Collected data
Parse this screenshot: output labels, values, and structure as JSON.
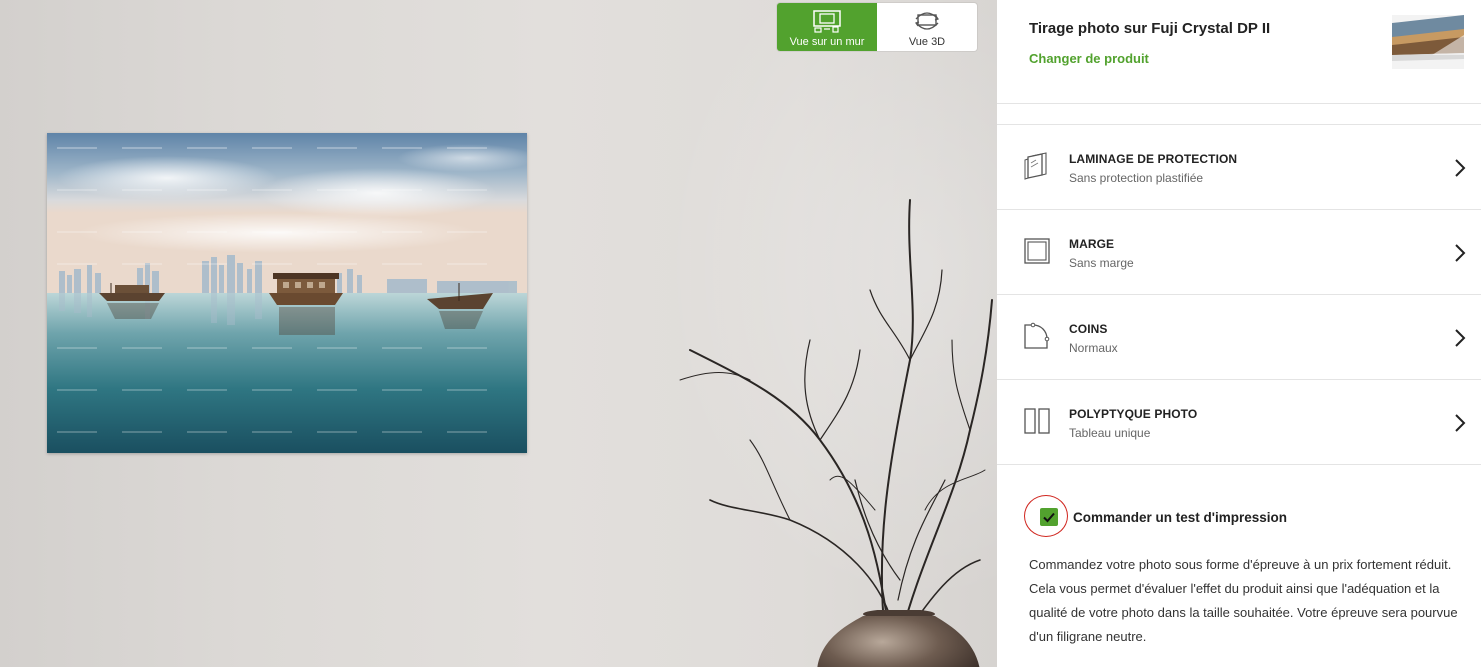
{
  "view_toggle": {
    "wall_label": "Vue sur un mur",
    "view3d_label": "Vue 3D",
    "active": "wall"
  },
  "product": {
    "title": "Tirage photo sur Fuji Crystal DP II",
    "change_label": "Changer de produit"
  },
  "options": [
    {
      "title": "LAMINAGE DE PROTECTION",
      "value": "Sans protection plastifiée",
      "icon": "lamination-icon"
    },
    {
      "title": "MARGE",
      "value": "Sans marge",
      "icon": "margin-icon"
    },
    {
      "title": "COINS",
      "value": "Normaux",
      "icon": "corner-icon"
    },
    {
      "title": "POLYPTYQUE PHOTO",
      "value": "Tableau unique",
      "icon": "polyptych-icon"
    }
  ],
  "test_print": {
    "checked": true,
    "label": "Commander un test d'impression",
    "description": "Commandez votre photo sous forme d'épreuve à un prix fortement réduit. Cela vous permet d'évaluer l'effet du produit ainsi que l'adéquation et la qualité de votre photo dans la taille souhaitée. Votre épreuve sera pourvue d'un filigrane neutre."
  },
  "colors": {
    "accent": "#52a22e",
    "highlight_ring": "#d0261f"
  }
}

TASK OBJECTIVE: Your task is to gather all lines from the entries above that hold the word "Sans".

FINISHED ANSWER:
      "value": "Sans protection plastifiée",
      "value": "Sans marge",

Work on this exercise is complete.